Rows from a dataset
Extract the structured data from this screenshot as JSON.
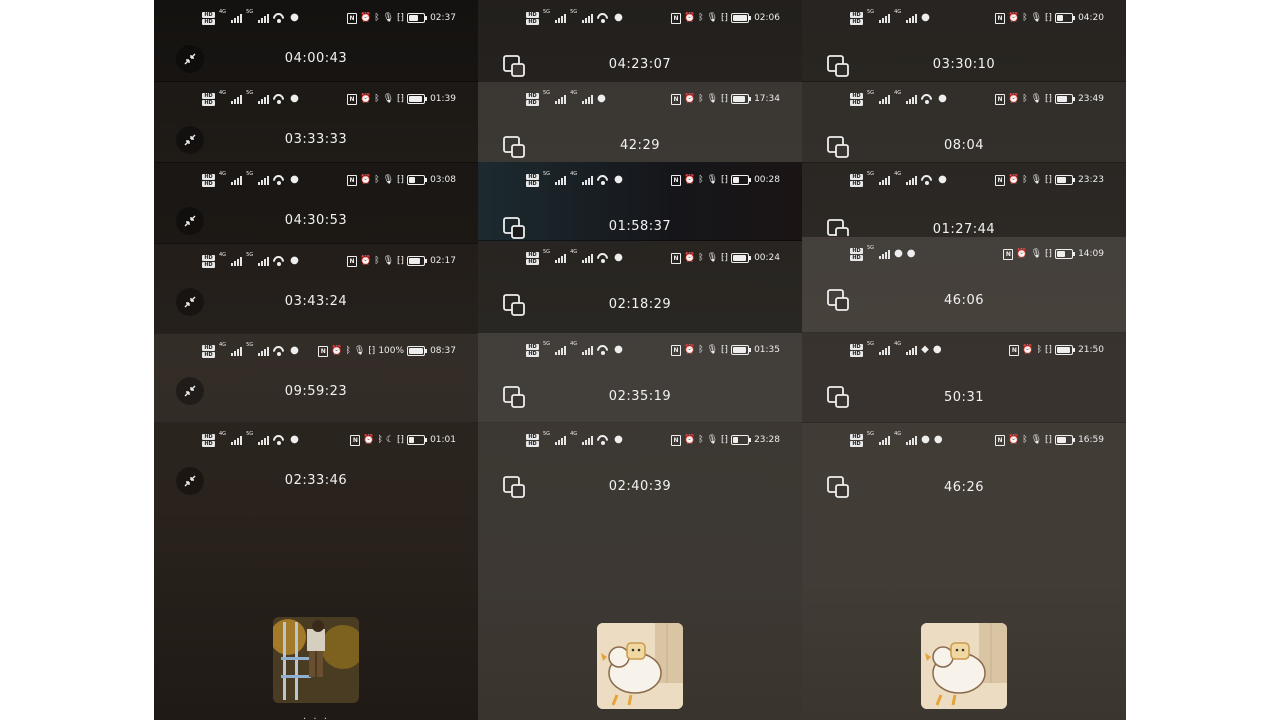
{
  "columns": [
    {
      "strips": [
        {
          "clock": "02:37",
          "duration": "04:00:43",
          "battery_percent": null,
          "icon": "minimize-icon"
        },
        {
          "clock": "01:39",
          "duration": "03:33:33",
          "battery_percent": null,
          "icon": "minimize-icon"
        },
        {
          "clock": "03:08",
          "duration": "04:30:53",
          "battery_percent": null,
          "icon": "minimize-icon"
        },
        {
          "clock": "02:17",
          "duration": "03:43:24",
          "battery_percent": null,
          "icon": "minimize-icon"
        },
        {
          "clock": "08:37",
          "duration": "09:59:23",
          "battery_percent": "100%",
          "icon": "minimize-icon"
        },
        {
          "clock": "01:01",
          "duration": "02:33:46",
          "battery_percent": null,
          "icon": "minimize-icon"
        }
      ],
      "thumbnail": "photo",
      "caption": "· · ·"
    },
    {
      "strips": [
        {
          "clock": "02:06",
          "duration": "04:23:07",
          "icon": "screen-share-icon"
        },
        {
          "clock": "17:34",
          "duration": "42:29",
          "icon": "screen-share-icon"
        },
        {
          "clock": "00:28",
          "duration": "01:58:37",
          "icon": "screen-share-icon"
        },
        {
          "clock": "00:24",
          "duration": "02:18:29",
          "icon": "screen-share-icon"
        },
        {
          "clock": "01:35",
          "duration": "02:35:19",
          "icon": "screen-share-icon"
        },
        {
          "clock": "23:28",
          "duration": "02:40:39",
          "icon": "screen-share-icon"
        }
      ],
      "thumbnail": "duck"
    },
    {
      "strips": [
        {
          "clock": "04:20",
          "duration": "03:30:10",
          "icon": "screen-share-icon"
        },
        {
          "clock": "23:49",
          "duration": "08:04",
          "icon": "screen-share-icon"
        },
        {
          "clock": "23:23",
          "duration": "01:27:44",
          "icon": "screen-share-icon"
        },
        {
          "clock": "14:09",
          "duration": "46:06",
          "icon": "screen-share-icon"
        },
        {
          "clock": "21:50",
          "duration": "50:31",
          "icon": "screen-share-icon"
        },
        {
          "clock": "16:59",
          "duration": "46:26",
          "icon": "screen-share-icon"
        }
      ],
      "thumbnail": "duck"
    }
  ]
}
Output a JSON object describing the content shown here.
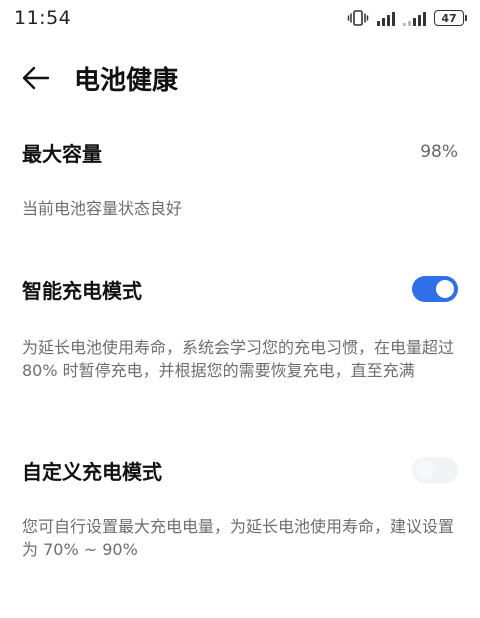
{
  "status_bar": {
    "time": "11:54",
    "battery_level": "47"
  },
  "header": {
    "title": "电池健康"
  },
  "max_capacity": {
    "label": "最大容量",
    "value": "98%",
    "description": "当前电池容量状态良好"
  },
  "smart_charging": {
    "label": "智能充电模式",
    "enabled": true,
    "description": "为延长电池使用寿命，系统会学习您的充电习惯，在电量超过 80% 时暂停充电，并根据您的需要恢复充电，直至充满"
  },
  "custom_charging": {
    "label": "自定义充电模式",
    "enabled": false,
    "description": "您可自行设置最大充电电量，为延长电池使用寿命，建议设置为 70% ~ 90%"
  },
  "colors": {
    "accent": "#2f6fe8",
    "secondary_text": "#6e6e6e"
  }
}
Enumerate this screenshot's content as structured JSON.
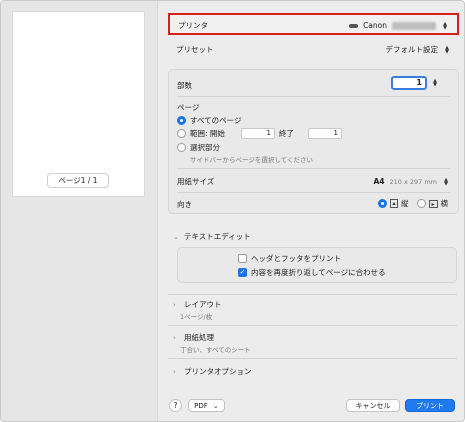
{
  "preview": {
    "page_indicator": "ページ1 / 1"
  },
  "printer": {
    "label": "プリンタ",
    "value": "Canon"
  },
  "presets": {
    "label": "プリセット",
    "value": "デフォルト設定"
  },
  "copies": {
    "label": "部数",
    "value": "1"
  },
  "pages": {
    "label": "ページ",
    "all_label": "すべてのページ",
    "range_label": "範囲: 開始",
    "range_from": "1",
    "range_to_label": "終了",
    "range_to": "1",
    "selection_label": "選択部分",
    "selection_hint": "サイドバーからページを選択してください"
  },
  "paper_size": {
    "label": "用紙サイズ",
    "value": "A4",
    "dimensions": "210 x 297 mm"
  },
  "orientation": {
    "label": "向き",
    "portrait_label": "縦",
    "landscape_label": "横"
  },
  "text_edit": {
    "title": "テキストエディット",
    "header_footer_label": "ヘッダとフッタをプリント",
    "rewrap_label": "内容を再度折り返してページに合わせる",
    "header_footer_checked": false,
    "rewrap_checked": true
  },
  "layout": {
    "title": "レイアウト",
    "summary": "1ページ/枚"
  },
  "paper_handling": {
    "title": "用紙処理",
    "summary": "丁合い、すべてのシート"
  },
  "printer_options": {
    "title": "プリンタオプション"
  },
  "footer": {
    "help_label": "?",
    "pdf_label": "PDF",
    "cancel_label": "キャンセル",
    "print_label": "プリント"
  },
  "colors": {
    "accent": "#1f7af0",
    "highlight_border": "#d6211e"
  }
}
==
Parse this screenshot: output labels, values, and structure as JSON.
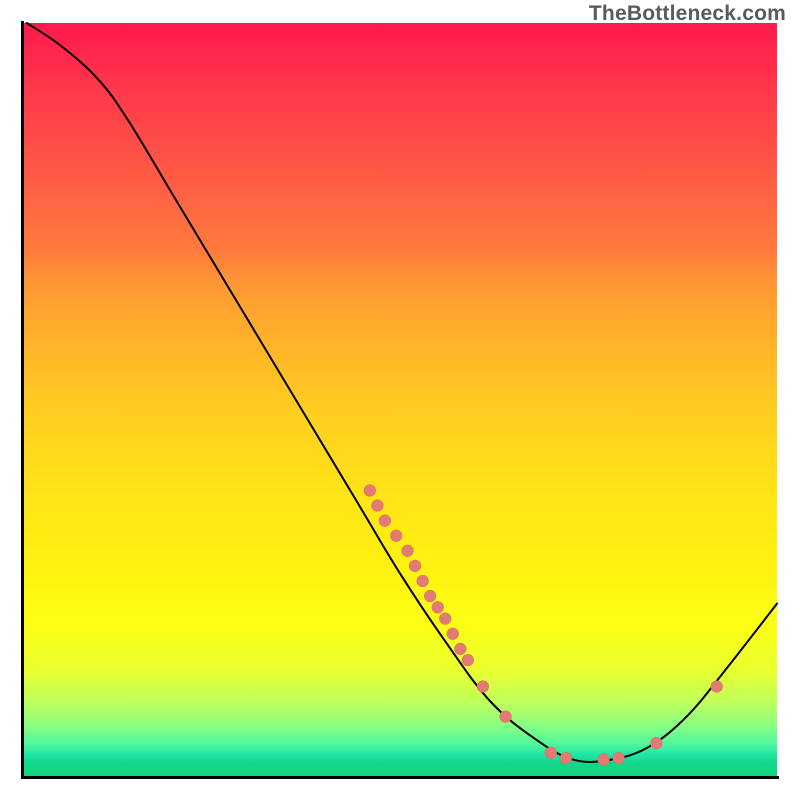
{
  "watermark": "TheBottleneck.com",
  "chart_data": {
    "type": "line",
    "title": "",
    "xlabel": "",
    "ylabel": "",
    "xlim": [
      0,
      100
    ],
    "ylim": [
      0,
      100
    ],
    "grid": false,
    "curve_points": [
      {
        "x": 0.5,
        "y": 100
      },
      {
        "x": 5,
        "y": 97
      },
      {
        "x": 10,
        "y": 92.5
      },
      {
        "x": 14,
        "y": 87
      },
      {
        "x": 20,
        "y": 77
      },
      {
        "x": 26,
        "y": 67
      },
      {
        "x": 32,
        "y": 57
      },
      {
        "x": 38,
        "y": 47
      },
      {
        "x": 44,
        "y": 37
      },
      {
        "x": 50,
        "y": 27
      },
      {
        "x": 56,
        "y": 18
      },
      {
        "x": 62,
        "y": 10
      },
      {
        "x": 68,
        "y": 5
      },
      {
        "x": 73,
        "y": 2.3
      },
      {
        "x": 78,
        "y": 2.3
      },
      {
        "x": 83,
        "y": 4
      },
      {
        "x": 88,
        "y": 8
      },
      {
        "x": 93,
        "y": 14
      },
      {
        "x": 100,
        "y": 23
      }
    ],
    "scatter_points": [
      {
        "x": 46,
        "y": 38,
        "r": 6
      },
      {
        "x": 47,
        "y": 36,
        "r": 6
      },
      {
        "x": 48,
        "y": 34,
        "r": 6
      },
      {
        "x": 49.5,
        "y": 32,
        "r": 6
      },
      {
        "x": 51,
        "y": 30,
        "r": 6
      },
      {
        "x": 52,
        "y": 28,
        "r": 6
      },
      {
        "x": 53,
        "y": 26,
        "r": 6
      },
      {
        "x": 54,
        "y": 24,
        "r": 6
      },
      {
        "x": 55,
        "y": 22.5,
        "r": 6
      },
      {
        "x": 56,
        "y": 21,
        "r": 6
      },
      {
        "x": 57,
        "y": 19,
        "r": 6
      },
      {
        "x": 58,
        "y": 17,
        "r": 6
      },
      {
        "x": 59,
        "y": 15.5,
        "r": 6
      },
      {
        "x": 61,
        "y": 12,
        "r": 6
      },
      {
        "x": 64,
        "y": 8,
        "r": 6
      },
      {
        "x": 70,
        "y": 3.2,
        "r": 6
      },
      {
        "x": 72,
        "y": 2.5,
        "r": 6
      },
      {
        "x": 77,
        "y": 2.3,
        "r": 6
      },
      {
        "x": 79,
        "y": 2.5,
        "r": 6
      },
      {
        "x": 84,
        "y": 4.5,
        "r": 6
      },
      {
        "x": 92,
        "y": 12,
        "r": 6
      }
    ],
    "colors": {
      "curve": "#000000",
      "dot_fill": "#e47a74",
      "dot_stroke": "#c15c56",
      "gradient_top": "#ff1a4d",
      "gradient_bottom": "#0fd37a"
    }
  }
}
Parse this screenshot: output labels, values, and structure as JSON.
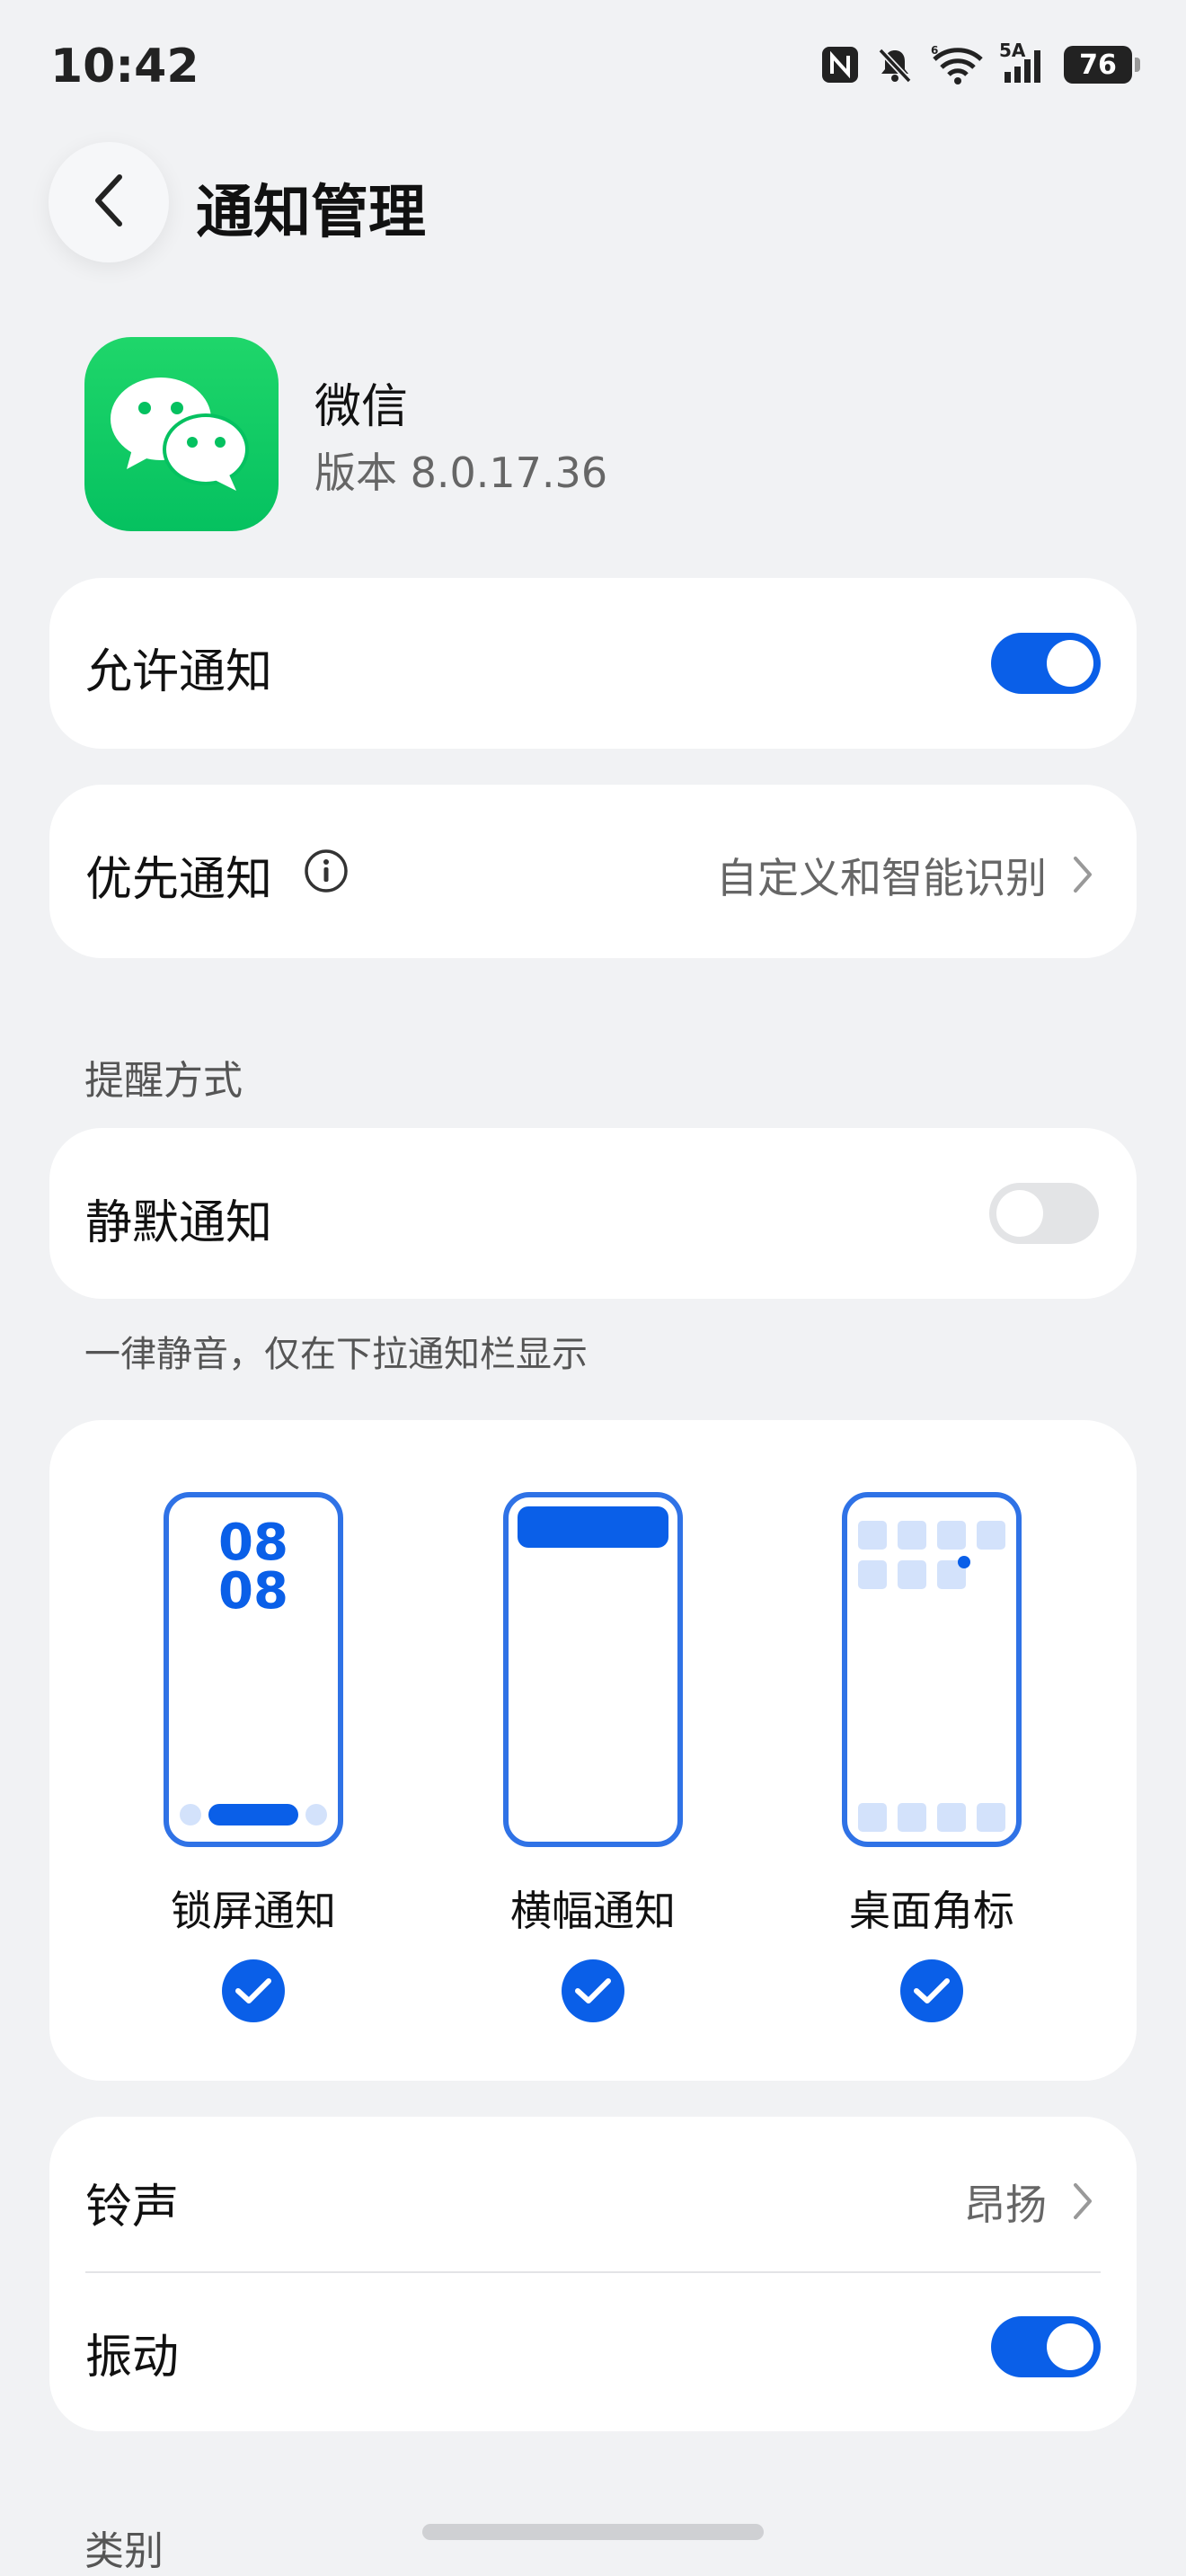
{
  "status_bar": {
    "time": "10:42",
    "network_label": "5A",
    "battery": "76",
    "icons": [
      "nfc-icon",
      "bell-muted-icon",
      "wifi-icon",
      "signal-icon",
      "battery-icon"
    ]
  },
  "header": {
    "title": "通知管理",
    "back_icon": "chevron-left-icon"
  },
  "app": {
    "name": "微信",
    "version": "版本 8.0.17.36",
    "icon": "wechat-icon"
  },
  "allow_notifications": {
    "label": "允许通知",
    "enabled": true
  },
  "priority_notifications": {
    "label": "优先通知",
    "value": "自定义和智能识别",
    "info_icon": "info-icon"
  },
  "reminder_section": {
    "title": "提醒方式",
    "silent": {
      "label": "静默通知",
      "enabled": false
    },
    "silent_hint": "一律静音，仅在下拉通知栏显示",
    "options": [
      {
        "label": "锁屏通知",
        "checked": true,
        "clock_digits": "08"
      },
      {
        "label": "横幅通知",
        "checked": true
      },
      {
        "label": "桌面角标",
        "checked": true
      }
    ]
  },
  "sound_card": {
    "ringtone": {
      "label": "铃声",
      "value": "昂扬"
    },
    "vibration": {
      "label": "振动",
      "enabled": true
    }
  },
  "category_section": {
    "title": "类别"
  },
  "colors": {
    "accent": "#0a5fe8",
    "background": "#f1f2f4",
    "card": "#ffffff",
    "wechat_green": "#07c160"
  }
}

▶ _TASK PROMPT_: From the listing above, collect each line in which the string "structured" appears.

▶ _RESULT OF THIS TASK_:
Extract the structured data from this screenshot as JSON.
Enumerate this screenshot's content as structured JSON.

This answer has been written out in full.